### Written problem
Your task is to locate every line holding the string "think" and to copy each of them.

### Entries provided
== == ==

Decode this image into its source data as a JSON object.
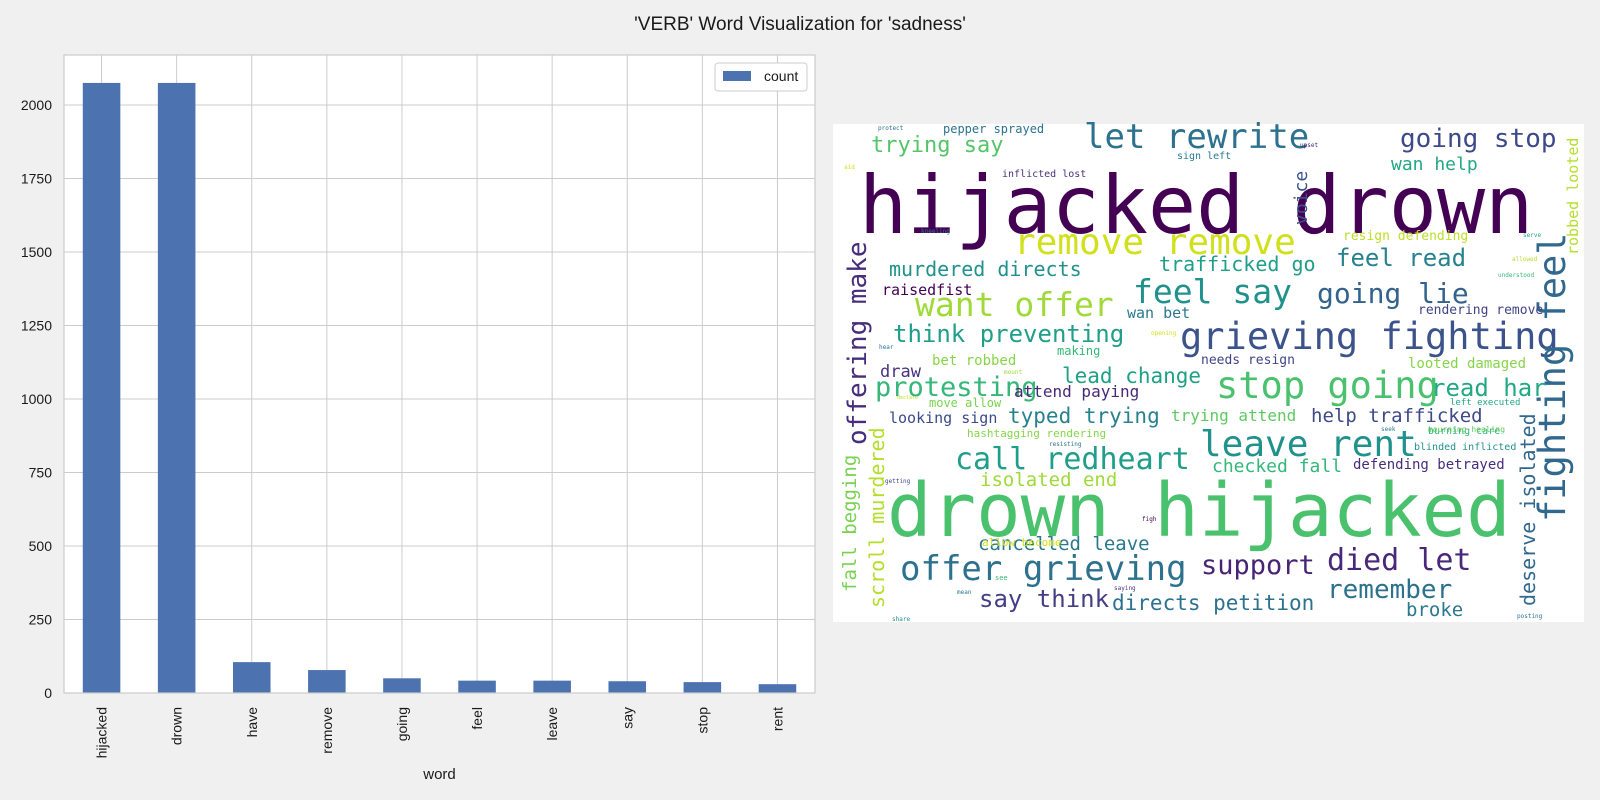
{
  "figure": {
    "title": "'VERB' Word Visualization for 'sadness'"
  },
  "chart_data": [
    {
      "type": "bar",
      "xlabel": "word",
      "ylabel": "",
      "categories": [
        "hijacked",
        "drown",
        "have",
        "remove",
        "going",
        "feel",
        "leave",
        "say",
        "stop",
        "rent"
      ],
      "series": [
        {
          "name": "count",
          "values": [
            2075,
            2075,
            105,
            78,
            50,
            42,
            42,
            40,
            37,
            30
          ],
          "color": "#4c72b0"
        }
      ],
      "ylim": [
        0,
        2170
      ],
      "yticks": [
        0,
        250,
        500,
        750,
        1000,
        1250,
        1500,
        1750,
        2000
      ],
      "grid": true,
      "legend": "top-right"
    }
  ],
  "wordcloud": {
    "background": "#ffffff",
    "words": [
      {
        "text": "hijacked drown",
        "color": "#440154"
      },
      {
        "text": "drown hijacked",
        "color": "#4ac16d"
      },
      {
        "text": "remove remove",
        "color": "#d0e11c"
      },
      {
        "text": "grieving fighting",
        "color": "#3b528b"
      },
      {
        "text": "offer grieving",
        "color": "#2c728e"
      },
      {
        "text": "stop going",
        "color": "#4ac16d"
      },
      {
        "text": "leave rent",
        "color": "#21918c"
      },
      {
        "text": "feel say",
        "color": "#21918c"
      },
      {
        "text": "want offer",
        "color": "#a0da39"
      },
      {
        "text": "fighting feel",
        "color": "#31688e"
      },
      {
        "text": "let rewrite",
        "color": "#2c728e"
      },
      {
        "text": "call redheart",
        "color": "#1f9e89"
      },
      {
        "text": "died let",
        "color": "#482878"
      },
      {
        "text": "offering make",
        "color": "#472d7b"
      },
      {
        "text": "going lie",
        "color": "#33638d"
      },
      {
        "text": "going stop",
        "color": "#3e4989"
      },
      {
        "text": "protesting",
        "color": "#35b779"
      },
      {
        "text": "think preventing",
        "color": "#1f9e89"
      },
      {
        "text": "remember",
        "color": "#2c728e"
      },
      {
        "text": "support",
        "color": "#482475"
      },
      {
        "text": "read har",
        "color": "#22a884"
      },
      {
        "text": "say think",
        "color": "#433e85"
      },
      {
        "text": "directs petition",
        "color": "#2c728e"
      },
      {
        "text": "feel read",
        "color": "#26828e"
      },
      {
        "text": "murdered directs",
        "color": "#21918c"
      },
      {
        "text": "trying say",
        "color": "#54c568"
      },
      {
        "text": "lead change",
        "color": "#1fa187"
      },
      {
        "text": "typed trying",
        "color": "#26828e"
      },
      {
        "text": "help trafficked",
        "color": "#3e4989"
      },
      {
        "text": "cancelled leave",
        "color": "#2a788e"
      },
      {
        "text": "trafficked go",
        "color": "#1f9e89"
      },
      {
        "text": "deserve isolated",
        "color": "#31688e"
      },
      {
        "text": "scroll murdered",
        "color": "#b5de2b"
      },
      {
        "text": "fall begging",
        "color": "#7ad151"
      },
      {
        "text": "isolated end",
        "color": "#a0da39"
      },
      {
        "text": "checked fall",
        "color": "#35b779"
      },
      {
        "text": "wan help",
        "color": "#22a884"
      },
      {
        "text": "broke",
        "color": "#2a788e"
      },
      {
        "text": "voice",
        "color": "#3b528b"
      },
      {
        "text": "robbed looted",
        "color": "#b5de2b"
      },
      {
        "text": "raisedfist",
        "color": "#440154"
      },
      {
        "text": "draw",
        "color": "#46337e"
      },
      {
        "text": "attend paying",
        "color": "#482878"
      },
      {
        "text": "looking sign",
        "color": "#3e4989"
      },
      {
        "text": "trying attend",
        "color": "#5ec962"
      },
      {
        "text": "defending betrayed",
        "color": "#472d7b"
      },
      {
        "text": "looted damaged",
        "color": "#86d549"
      },
      {
        "text": "needs resign",
        "color": "#414487"
      },
      {
        "text": "wan bet",
        "color": "#2a788e"
      },
      {
        "text": "resign defending",
        "color": "#bddf26"
      },
      {
        "text": "rendering remove",
        "color": "#414487"
      },
      {
        "text": "bet robbed",
        "color": "#86d549"
      },
      {
        "text": "pepper sprayed",
        "color": "#2c728e"
      },
      {
        "text": "allow become",
        "color": "#d0e11c"
      },
      {
        "text": "making",
        "color": "#35b779"
      },
      {
        "text": "move allow",
        "color": "#7ad151"
      },
      {
        "text": "hashtagging rendering",
        "color": "#86d549"
      },
      {
        "text": "inflicted lost",
        "color": "#46337e"
      },
      {
        "text": "sign left",
        "color": "#2a788e"
      },
      {
        "text": "burning care",
        "color": "#35b779"
      },
      {
        "text": "blinded inflicted",
        "color": "#21918c"
      },
      {
        "text": "left executed",
        "color": "#22a884"
      },
      {
        "text": "mourning healing",
        "color": "#5ec962"
      },
      {
        "text": "protect",
        "color": "#2c728e"
      },
      {
        "text": "upset",
        "color": "#482878"
      },
      {
        "text": "kneeling",
        "color": "#2a788e"
      },
      {
        "text": "serve",
        "color": "#22a884"
      },
      {
        "text": "allowed",
        "color": "#b5de2b"
      },
      {
        "text": "understood",
        "color": "#35b779"
      },
      {
        "text": "opening",
        "color": "#d0e11c"
      },
      {
        "text": "hear",
        "color": "#2a788e"
      },
      {
        "text": "mount",
        "color": "#a0da39"
      },
      {
        "text": "declare",
        "color": "#bddf26"
      },
      {
        "text": "resisting",
        "color": "#2c728e"
      },
      {
        "text": "seek",
        "color": "#2a788e"
      },
      {
        "text": "getting",
        "color": "#3e4989"
      },
      {
        "text": "figh",
        "color": "#440154"
      },
      {
        "text": "see",
        "color": "#35b779"
      },
      {
        "text": "saying",
        "color": "#46337e"
      },
      {
        "text": "mean",
        "color": "#2a788e"
      },
      {
        "text": "share",
        "color": "#21918c"
      },
      {
        "text": "posting",
        "color": "#2c728e"
      },
      {
        "text": "aid",
        "color": "#d0e11c"
      }
    ]
  }
}
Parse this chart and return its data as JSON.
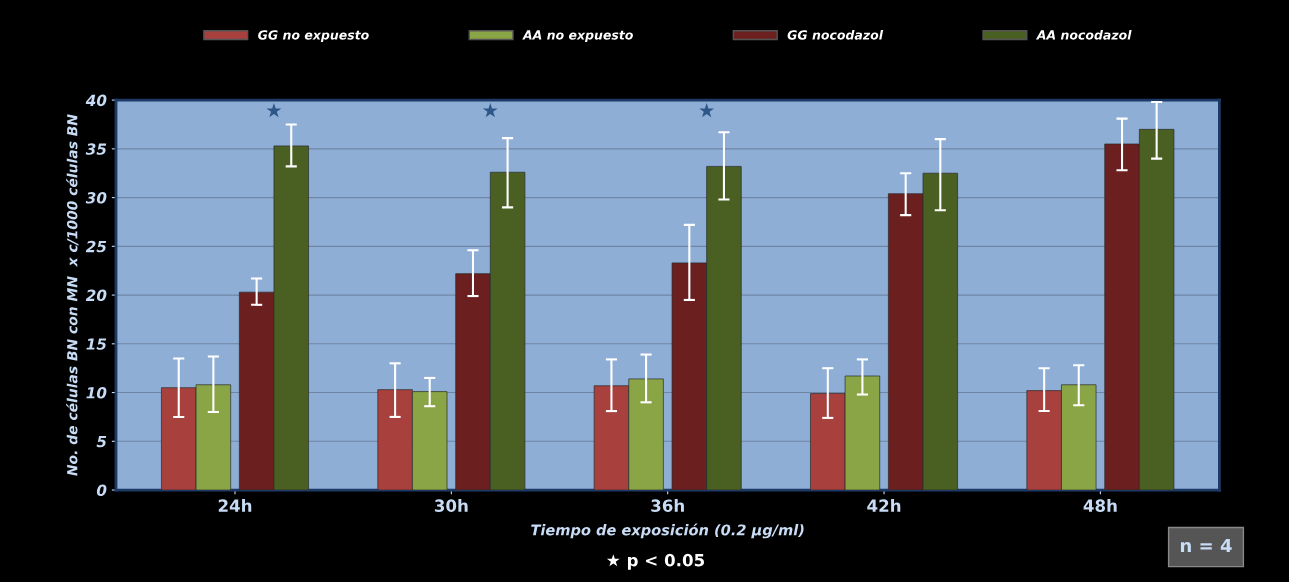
{
  "chart_data": {
    "type": "bar",
    "xlabel": "Tiempo de exposición (0.2 µg/ml)",
    "ylabel": "No. de células BN con MN  x c/1000 células BN",
    "categories": [
      "24h",
      "30h",
      "36h",
      "42h",
      "48h"
    ],
    "series": [
      {
        "name": "GG no expuesto",
        "color": "#a8403e",
        "values": [
          10.5,
          10.3,
          10.7,
          9.9,
          10.2
        ],
        "errors": [
          [
            7.5,
            13.5
          ],
          [
            7.5,
            13.0
          ],
          [
            8.1,
            13.4
          ],
          [
            7.4,
            12.5
          ],
          [
            8.1,
            12.5
          ]
        ]
      },
      {
        "name": "AA no expuesto",
        "color": "#8aa545",
        "values": [
          10.8,
          10.1,
          11.4,
          11.7,
          10.8
        ],
        "errors": [
          [
            8.0,
            13.7
          ],
          [
            8.6,
            11.5
          ],
          [
            9.0,
            13.9
          ],
          [
            9.8,
            13.4
          ],
          [
            8.7,
            12.8
          ]
        ]
      },
      {
        "name": "GG nocodazol",
        "color": "#6b1f1f",
        "values": [
          20.3,
          22.2,
          23.3,
          30.4,
          35.5
        ],
        "errors": [
          [
            19.0,
            21.7
          ],
          [
            19.9,
            24.6
          ],
          [
            19.5,
            27.2
          ],
          [
            28.2,
            32.5
          ],
          [
            32.8,
            38.1
          ]
        ]
      },
      {
        "name": "AA nocodazol",
        "color": "#4a5f22",
        "values": [
          35.3,
          32.6,
          33.2,
          32.5,
          37.0
        ],
        "errors": [
          [
            33.2,
            37.5
          ],
          [
            29.0,
            36.1
          ],
          [
            29.8,
            36.7
          ],
          [
            28.7,
            36.0
          ],
          [
            34.0,
            39.8
          ]
        ]
      }
    ],
    "ylim": [
      0,
      40
    ],
    "yticks": [
      0,
      5,
      10,
      15,
      20,
      25,
      30,
      35,
      40
    ],
    "grid": "y",
    "legend": "top",
    "annotations": [
      "★",
      "★",
      "★",
      "★ p < 0.05",
      "n = 4"
    ]
  }
}
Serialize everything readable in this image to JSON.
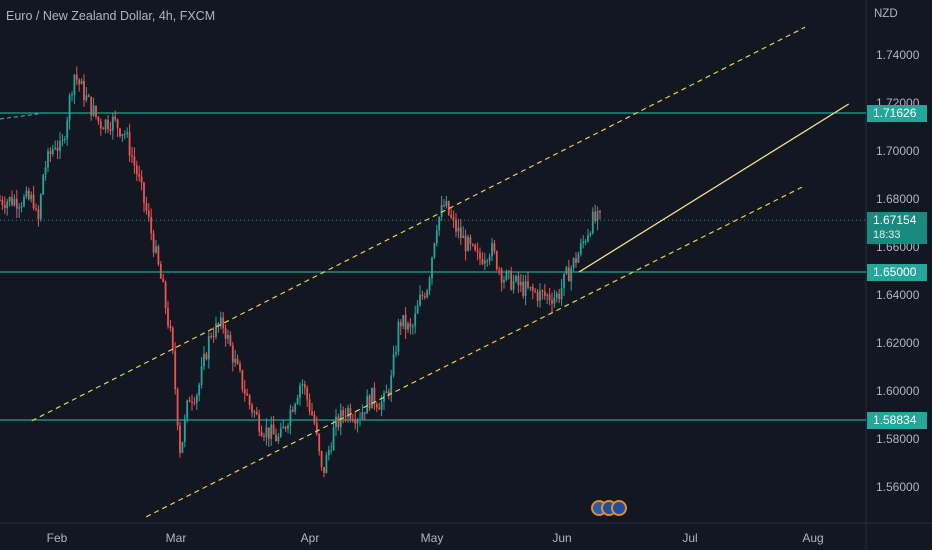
{
  "header": {
    "title": "Euro / New Zealand Dollar, 4h, FXCM",
    "currency": "NZD"
  },
  "colors": {
    "background": "#131722",
    "up": "#26a69a",
    "down": "#ef5350",
    "level_line": "#26c6b0",
    "channel": "#e6d14a",
    "projection": "#f2e38c",
    "text": "#b2b5be"
  },
  "chart_data": {
    "type": "candlestick",
    "symbol": "EURNZD",
    "title": "Euro / New Zealand Dollar, 4h, FXCM",
    "ylabel": "NZD",
    "ylim": [
      1.548,
      1.754
    ],
    "y_ticks": [
      "1.74000",
      "1.72000",
      "1.70000",
      "1.68000",
      "1.66000",
      "1.64000",
      "1.62000",
      "1.60000",
      "1.58000",
      "1.56000"
    ],
    "x_ticks": [
      "Feb",
      "Mar",
      "Apr",
      "May",
      "Jun",
      "Jul",
      "Aug"
    ],
    "price_path": [
      {
        "t": "Jan-20",
        "close": 1.68
      },
      {
        "t": "Jan-22",
        "close": 1.668
      },
      {
        "t": "Jan-25",
        "close": 1.692
      },
      {
        "t": "Jan-28",
        "close": 1.698
      },
      {
        "t": "Jan-31",
        "close": 1.704
      },
      {
        "t": "Feb-02",
        "close": 1.7
      },
      {
        "t": "Feb-05",
        "close": 1.733
      },
      {
        "t": "Feb-08",
        "close": 1.722
      },
      {
        "t": "Feb-11",
        "close": 1.712
      },
      {
        "t": "Feb-14",
        "close": 1.713
      },
      {
        "t": "Feb-17",
        "close": 1.708
      },
      {
        "t": "Feb-20",
        "close": 1.69
      },
      {
        "t": "Feb-23",
        "close": 1.668
      },
      {
        "t": "Feb-26",
        "close": 1.642
      },
      {
        "t": "Feb-28",
        "close": 1.62
      },
      {
        "t": "Mar-02",
        "close": 1.575
      },
      {
        "t": "Mar-04",
        "close": 1.598
      },
      {
        "t": "Mar-06",
        "close": 1.6
      },
      {
        "t": "Mar-09",
        "close": 1.625
      },
      {
        "t": "Mar-12",
        "close": 1.628
      },
      {
        "t": "Mar-15",
        "close": 1.61
      },
      {
        "t": "Mar-18",
        "close": 1.595
      },
      {
        "t": "Mar-21",
        "close": 1.585
      },
      {
        "t": "Mar-25",
        "close": 1.58
      },
      {
        "t": "Mar-28",
        "close": 1.595
      },
      {
        "t": "Mar-30",
        "close": 1.605
      },
      {
        "t": "Apr-02",
        "close": 1.588
      },
      {
        "t": "Apr-04",
        "close": 1.565
      },
      {
        "t": "Apr-07",
        "close": 1.585
      },
      {
        "t": "Apr-10",
        "close": 1.593
      },
      {
        "t": "Apr-13",
        "close": 1.59
      },
      {
        "t": "Apr-16",
        "close": 1.598
      },
      {
        "t": "Apr-19",
        "close": 1.595
      },
      {
        "t": "Apr-21",
        "close": 1.605
      },
      {
        "t": "Apr-23",
        "close": 1.63
      },
      {
        "t": "Apr-26",
        "close": 1.625
      },
      {
        "t": "Apr-28",
        "close": 1.638
      },
      {
        "t": "Apr-30",
        "close": 1.645
      },
      {
        "t": "May-02",
        "close": 1.67
      },
      {
        "t": "May-04",
        "close": 1.678
      },
      {
        "t": "May-06",
        "close": 1.67
      },
      {
        "t": "May-09",
        "close": 1.662
      },
      {
        "t": "May-12",
        "close": 1.655
      },
      {
        "t": "May-15",
        "close": 1.66
      },
      {
        "t": "May-18",
        "close": 1.648
      },
      {
        "t": "May-21",
        "close": 1.645
      },
      {
        "t": "May-24",
        "close": 1.642
      },
      {
        "t": "May-28",
        "close": 1.64
      },
      {
        "t": "May-31",
        "close": 1.64
      },
      {
        "t": "Jun-02",
        "close": 1.648
      },
      {
        "t": "Jun-05",
        "close": 1.658
      },
      {
        "t": "Jun-08",
        "close": 1.6715
      }
    ],
    "horizontal_levels": [
      {
        "value": 1.71626,
        "label": "1.71626"
      },
      {
        "value": 1.65,
        "label": "1.65000"
      },
      {
        "value": 1.58834,
        "label": "1.58834"
      }
    ],
    "last_price": {
      "value": 1.67154,
      "label": "1.67154",
      "countdown": "18:33"
    },
    "channel_lines": [
      {
        "name": "upper",
        "from": {
          "t": "Jan-19",
          "price": 1.588
        },
        "to": {
          "t": "Jul-30",
          "price": 1.752
        }
      },
      {
        "name": "lower",
        "from": {
          "t": "Feb-22",
          "price": 1.548
        },
        "to": {
          "t": "Jul-30",
          "price": 1.686
        }
      }
    ],
    "projection_line": {
      "from": {
        "t": "Jun-05",
        "price": 1.65
      },
      "to": {
        "t": "Aug-10",
        "price": 1.72
      }
    },
    "grid": false,
    "legend": "none"
  }
}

== == ==

### Output for this task
        "text": "think preventing",
        "text": "say think",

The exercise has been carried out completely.